* [Excerpt]
▼
This document uses the following terms:
affine transform: A matrix operation that consists of a linear transform followed by a translation. An affine transform can be used to correct perspective distortions by transforming the measurements from world space to device space coordinates.
alpha blending: In computer graphics, the process of combining an image with a background to create the appearance of partial transparency. The extent of blending is determined by the value of the alpha component of the color being rendered.
alpha transparency: An alpha value is a transparency value represented by a number between zero and one. Each pixel has an alpha value that represents its level of transparency, which is multiplied by the color values to get the final value. Each pixel has an alpha value that represents its level of transparency.
▲
* [Aim of the exercise] Summarize the glossary above in two sentences.

(Layout element annotations)
▼
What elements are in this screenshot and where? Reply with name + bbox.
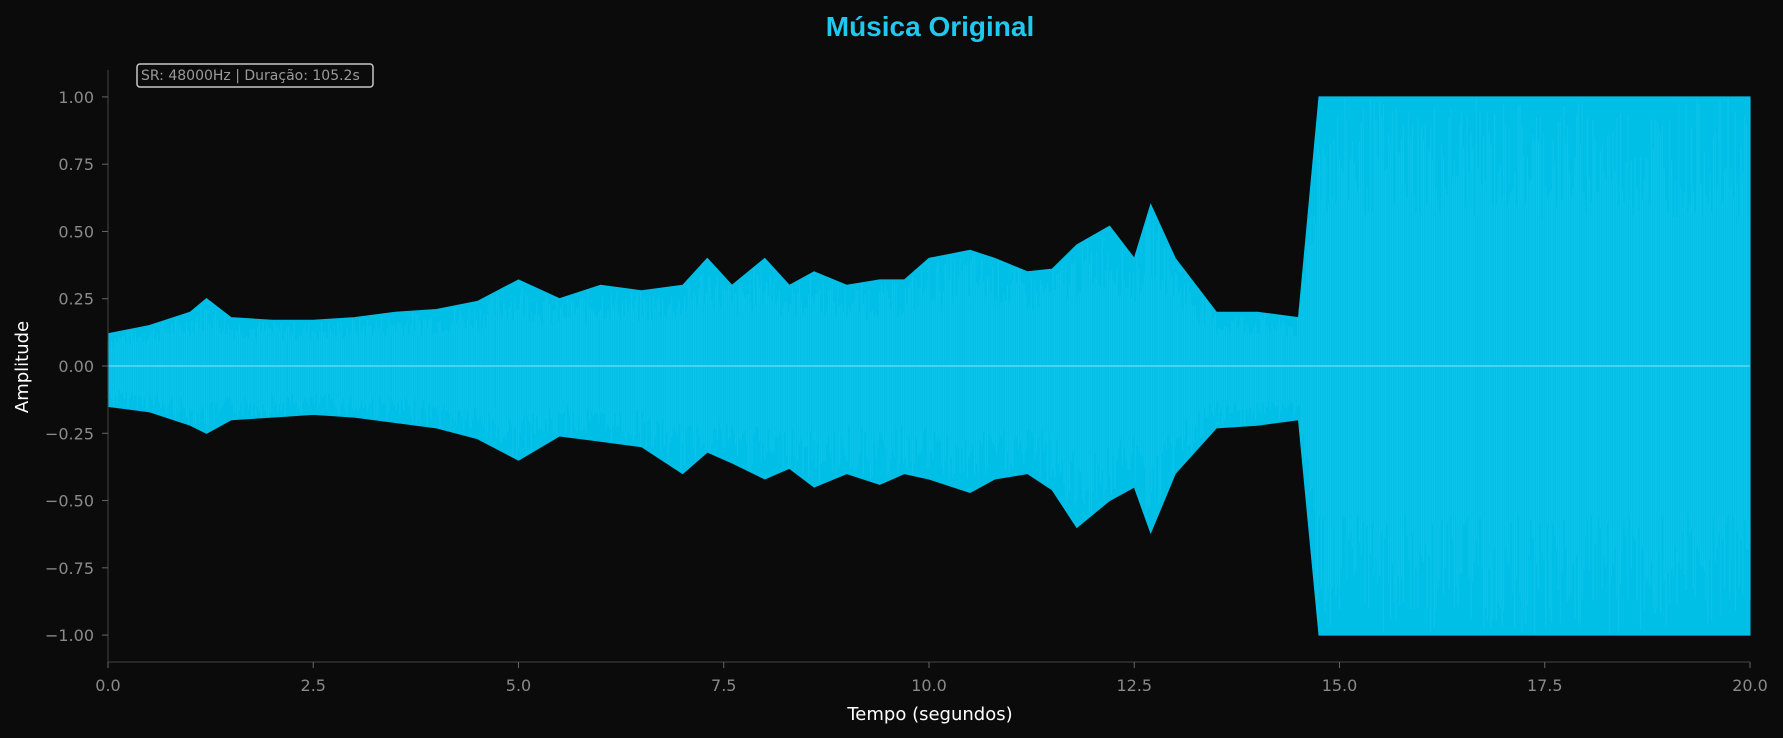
y-tick-label: −0.75	[45, 559, 94, 578]
chart-title: Música Original	[826, 11, 1035, 42]
y-tick-label: −1.00	[45, 626, 94, 645]
y-tick-label: 0.25	[58, 290, 94, 309]
y-tick-label: −0.25	[45, 424, 94, 443]
info-box-frame	[136, 63, 374, 88]
y-ticks: 1.00 0.75 0.50 0.25 0.00 −0.25 −0.50 −0.75 −1.00	[45, 88, 108, 645]
x-ticks: 0.0 2.5 5.0 7.5 10.0 12.5 15.0 17.5 20.0	[95, 662, 1768, 695]
x-tick-label: 7.5	[711, 676, 736, 695]
x-tick-label: 17.5	[1527, 676, 1563, 695]
y-tick-label: −0.50	[45, 492, 94, 511]
x-tick-label: 15.0	[1322, 676, 1358, 695]
y-axis-label: Amplitude	[12, 321, 33, 413]
x-tick-label: 2.5	[301, 676, 326, 695]
y-tick-label: 0.50	[58, 222, 94, 241]
x-tick-label: 12.5	[1116, 676, 1152, 695]
y-tick-label: 0.75	[58, 155, 94, 174]
x-tick-label: 20.0	[1732, 676, 1768, 695]
x-tick-label: 10.0	[911, 676, 947, 695]
x-tick-label: 5.0	[506, 676, 531, 695]
y-tick-label: 0.00	[58, 357, 94, 376]
plot-area	[107, 70, 1751, 663]
info-box-text: SR: 48000Hz | Duração: 105.2s	[141, 68, 360, 84]
x-axis-label: Tempo (segundos)	[846, 704, 1012, 725]
x-tick-label: 0.0	[95, 676, 120, 695]
y-tick-label: 1.00	[58, 88, 94, 107]
info-box: SR: 48000Hz | Duração: 105.2s	[136, 63, 374, 88]
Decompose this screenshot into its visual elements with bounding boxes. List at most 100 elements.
▲
* [Task result] The glossary defines an affine transform as a matrix operation made up of a linear transform followed by a translation, which can correct perspective distortions by transforming measurements from world space to device space coordinates. It describes alpha blending as combining an image with a background to create the appearance of partial transparency, to an extent set by the alpha component of the color being rendered, and alpha transparency as a value between zero and one that each pixel carries and that is multiplied by the color values to get the final value.